_STORED ROWS_.
-=-=-
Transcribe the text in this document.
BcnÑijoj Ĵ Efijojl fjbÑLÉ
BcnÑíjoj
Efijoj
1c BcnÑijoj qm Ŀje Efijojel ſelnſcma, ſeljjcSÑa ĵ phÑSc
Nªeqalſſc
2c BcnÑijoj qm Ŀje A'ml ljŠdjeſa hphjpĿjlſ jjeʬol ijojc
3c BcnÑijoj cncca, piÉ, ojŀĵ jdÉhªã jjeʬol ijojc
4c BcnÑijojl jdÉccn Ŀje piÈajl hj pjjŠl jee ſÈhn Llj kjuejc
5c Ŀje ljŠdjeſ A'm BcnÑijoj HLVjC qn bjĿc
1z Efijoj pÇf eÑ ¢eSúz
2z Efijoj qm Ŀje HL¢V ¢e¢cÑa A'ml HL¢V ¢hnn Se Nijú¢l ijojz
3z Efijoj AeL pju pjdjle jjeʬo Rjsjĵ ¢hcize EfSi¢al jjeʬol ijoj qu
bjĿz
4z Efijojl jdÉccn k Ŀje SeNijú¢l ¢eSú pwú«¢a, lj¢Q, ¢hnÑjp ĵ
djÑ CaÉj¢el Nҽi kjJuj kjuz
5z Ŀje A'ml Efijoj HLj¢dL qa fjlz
-=-=-
_WORK TO BE COMPLETED_. Of the lines above, copy each that contains "jdÉccn".

_RESPONSE FOR THIS EXERCISE_.
4c BcnÑijojl jdÉccn Ŀje piÈajl hj pjjŠl jee ſÈhn Llj kjuejc
4z Efijojl jdÉccn k Ŀje SeNijú¢l ¢eSú pwú«¢a, lj¢Q, ¢hnÑjp ĵ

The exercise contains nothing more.